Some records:
--- start ---

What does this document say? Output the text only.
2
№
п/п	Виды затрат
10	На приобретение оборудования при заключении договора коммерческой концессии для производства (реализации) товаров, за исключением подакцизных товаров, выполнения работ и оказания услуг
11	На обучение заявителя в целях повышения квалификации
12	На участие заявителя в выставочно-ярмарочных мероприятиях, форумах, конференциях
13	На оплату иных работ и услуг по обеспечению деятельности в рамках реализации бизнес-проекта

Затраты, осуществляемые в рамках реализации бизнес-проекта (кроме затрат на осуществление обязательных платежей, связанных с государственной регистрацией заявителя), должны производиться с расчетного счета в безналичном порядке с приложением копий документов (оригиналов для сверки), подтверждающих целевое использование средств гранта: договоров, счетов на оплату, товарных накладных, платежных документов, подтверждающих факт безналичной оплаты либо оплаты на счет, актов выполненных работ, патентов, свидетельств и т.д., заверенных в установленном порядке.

--- end ---

**WHAT YOU WILL DO**
Go through the listing and copy all of it exactly.

**ANSWER TO THE EXERCISE**
What does this document say? Output the text only.
2
№
п/п	Виды затрат
10	На приобретение оборудования при заключении договора коммерческой концессии для производства (реализации) товаров, за исключением подакцизных товаров, выполнения работ и оказания услуг
11	На обучение заявителя в целях повышения квалификации
12	На участие заявителя в выставочно-ярмарочных мероприятиях, форумах, конференциях
13	На оплату иных работ и услуг по обеспечению деятельности в рамках реализации бизнес-проекта

Затраты, осуществляемые в рамках реализации бизнес-проекта (кроме затрат на осуществление обязательных платежей, связанных с государственной регистрацией заявителя), должны производиться с расчетного счета в безналичном порядке с приложением копий документов (оригиналов для сверки), подтверждающих целевое использование средств гранта: договоров, счетов на оплату, товарных накладных, платежных документов, подтверждающих факт безналичной оплаты либо оплаты на счет, актов выполненных работ, патентов, свидетельств и т.д., заверенных в установленном порядке.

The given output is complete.